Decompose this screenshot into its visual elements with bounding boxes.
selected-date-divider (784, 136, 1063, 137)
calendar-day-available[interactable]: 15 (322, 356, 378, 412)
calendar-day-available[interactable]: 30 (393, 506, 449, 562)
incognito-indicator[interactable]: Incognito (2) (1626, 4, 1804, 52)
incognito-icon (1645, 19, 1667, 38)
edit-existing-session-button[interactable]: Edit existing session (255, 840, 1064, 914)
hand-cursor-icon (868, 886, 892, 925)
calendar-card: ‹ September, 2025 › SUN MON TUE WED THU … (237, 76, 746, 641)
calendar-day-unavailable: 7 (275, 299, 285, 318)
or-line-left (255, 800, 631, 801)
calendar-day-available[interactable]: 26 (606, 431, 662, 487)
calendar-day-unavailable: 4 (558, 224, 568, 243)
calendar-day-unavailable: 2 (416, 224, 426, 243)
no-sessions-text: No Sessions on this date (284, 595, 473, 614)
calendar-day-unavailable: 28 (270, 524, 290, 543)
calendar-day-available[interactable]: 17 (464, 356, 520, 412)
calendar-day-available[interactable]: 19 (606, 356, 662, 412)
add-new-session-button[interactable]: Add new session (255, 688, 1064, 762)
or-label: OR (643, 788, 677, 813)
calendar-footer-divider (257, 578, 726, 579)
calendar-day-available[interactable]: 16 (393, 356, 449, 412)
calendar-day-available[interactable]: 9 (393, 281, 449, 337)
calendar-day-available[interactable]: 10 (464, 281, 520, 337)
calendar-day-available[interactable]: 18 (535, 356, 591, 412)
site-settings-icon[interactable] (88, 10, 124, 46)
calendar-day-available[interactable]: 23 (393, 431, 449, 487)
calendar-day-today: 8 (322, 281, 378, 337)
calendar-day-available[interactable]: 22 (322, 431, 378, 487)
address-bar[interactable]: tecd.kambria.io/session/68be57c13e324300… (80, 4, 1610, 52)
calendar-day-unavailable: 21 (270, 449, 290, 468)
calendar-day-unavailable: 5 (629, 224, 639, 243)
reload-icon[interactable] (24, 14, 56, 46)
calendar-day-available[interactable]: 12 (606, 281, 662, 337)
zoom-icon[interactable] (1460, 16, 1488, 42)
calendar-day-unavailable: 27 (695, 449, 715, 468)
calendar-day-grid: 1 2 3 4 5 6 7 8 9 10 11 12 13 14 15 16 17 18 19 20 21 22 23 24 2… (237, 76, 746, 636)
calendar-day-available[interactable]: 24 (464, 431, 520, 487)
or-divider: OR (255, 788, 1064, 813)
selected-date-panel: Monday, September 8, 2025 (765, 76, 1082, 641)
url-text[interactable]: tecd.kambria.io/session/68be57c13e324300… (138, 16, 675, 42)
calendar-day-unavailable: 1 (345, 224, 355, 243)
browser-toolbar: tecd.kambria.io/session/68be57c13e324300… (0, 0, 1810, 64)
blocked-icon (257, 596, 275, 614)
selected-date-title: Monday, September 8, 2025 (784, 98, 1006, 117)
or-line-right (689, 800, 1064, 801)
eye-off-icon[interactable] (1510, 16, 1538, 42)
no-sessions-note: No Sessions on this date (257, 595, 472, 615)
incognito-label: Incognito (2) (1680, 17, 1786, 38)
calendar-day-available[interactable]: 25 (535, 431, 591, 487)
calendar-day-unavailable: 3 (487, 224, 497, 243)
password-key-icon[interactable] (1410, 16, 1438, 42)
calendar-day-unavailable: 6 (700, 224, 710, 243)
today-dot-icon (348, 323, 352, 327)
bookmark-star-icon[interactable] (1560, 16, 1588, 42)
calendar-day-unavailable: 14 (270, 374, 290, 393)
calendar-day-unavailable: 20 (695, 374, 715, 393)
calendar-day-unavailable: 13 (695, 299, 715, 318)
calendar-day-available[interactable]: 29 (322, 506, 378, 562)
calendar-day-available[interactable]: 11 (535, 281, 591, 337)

Stated goal -
Rewrite every line of the material above as a Markdown table with two columns, Row and Material line: the row number goes in Row and the line itself in Material line. Leave out blank lines.

Problem solution -
| Row | Material line |
|---|---|
| 1 | Decompose this screenshot into its visual elements with bounding boxes. |
| 2 | selected-date-divider (784, 136, 1063, 137) |
| 3 | calendar-day-available[interactable]: 15 (322, 356, 378, 412) |
| 4 | calendar-day-available[interactable]: 30 (393, 506, 449, 562) |
| 5 | incognito-indicator[interactable]: Incognito (2) (1626, 4, 1804, 52) |
| 6 | incognito-icon (1645, 19, 1667, 38) |
| 7 | edit-existing-session-button[interactable]: Edit existing session (255, 840, 1064, 914) |
| 8 | hand-cursor-icon (868, 886, 892, 925) |
| 9 | calendar-card: ‹ September, 2025 › SUN MON TUE WED THU … (237, 76, 746, 641) |
| 10 | calendar-day-unavailable: 7 (275, 299, 285, 318) |
| 11 | or-line-left (255, 800, 631, 801) |
| 12 | calendar-day-available[interactable]: 26 (606, 431, 662, 487) |
| 13 | calendar-day-unavailable: 4 (558, 224, 568, 243) |
| 14 | calendar-day-unavailable: 2 (416, 224, 426, 243) |
| 15 | no-sessions-text: No Sessions on this date (284, 595, 473, 614) |
| 16 | calendar-day-unavailable: 28 (270, 524, 290, 543) |
| 17 | calendar-day-available[interactable]: 17 (464, 356, 520, 412) |
| 18 | calendar-day-available[interactable]: 19 (606, 356, 662, 412) |
| 19 | add-new-session-button[interactable]: Add new session (255, 688, 1064, 762) |
| 20 | or-label: OR (643, 788, 677, 813) |
| 21 | calendar-footer-divider (257, 578, 726, 579) |
| 22 | calendar-day-available[interactable]: 16 (393, 356, 449, 412) |
| 23 | calendar-day-available[interactable]: 9 (393, 281, 449, 337) |
| 24 | calendar-day-available[interactable]: 10 (464, 281, 520, 337) |
| 25 | calendar-day-available[interactable]: 18 (535, 356, 591, 412) |
| 26 | site-settings-icon[interactable] (88, 10, 124, 46) |
| 27 | calendar-day-available[interactable]: 23 (393, 431, 449, 487) |
| 28 | calendar-day-today: 8 (322, 281, 378, 337) |
| 29 | calendar-day-available[interactable]: 22 (322, 431, 378, 487) |
| 30 | address-bar[interactable]: tecd.kambria.io/session/68be57c13e324300… (80, 4, 1610, 52) |
| 31 | calendar-day-unavailable: 21 (270, 449, 290, 468) |
| 32 | calendar-day-unavailable: 5 (629, 224, 639, 243) |
| 33 | reload-icon[interactable] (24, 14, 56, 46) |
| 34 | calendar-day-available[interactable]: 12 (606, 281, 662, 337) |
| 35 | zoom-icon[interactable] (1460, 16, 1488, 42) |
| 36 | calendar-day-unavailable: 27 (695, 449, 715, 468) |
| 37 | calendar-day-grid: 1 2 3 4 5 6 7 8 9 10 11 12 13 14 15 16 17 18 19 20 21 22 23 24 2… (237, 76, 746, 636) |
| 38 | calendar-day-available[interactable]: 24 (464, 431, 520, 487) |
| 39 | or-divider: OR (255, 788, 1064, 813) |
| 40 | selected-date-panel: Monday, September 8, 2025 (765, 76, 1082, 641) |
| 41 | url-text[interactable]: tecd.kambria.io/session/68be57c13e324300… (138, 16, 675, 42) |
| 42 | calendar-day-unavailable: 1 (345, 224, 355, 243) |
| 43 | browser-toolbar: tecd.kambria.io/session/68be57c13e324300… (0, 0, 1810, 64) |
| 44 | blocked-icon (257, 596, 275, 614) |
| 45 | selected-date-title: Monday, September 8, 2025 (784, 98, 1006, 117) |
| 46 | or-line-right (689, 800, 1064, 801) |
| 47 | eye-off-icon[interactable] (1510, 16, 1538, 42) |
| 48 | no-sessions-note: No Sessions on this date (257, 595, 472, 615) |
| 49 | incognito-label: Incognito (2) (1680, 17, 1786, 38) |
| 50 | calendar-day-available[interactable]: 25 (535, 431, 591, 487) |
| 51 | calendar-day-unavailable: 3 (487, 224, 497, 243) |
| 52 | password-key-icon[interactable] (1410, 16, 1438, 42) |
| 53 | calendar-day-unavailable: 6 (700, 224, 710, 243) |
| 54 | today-dot-icon (348, 323, 352, 327) |
| 55 | bookmark-star-icon[interactable] (1560, 16, 1588, 42) |
| 56 | calendar-day-unavailable: 14 (270, 374, 290, 393) |
| 57 | calendar-day-unavailable: 20 (695, 374, 715, 393) |
| 58 | calendar-day-unavailable: 13 (695, 299, 715, 318) |
| 59 | calendar-day-available[interactable]: 29 (322, 506, 378, 562) |
| 60 | calendar-day-available[interactable]: 11 (535, 281, 591, 337) |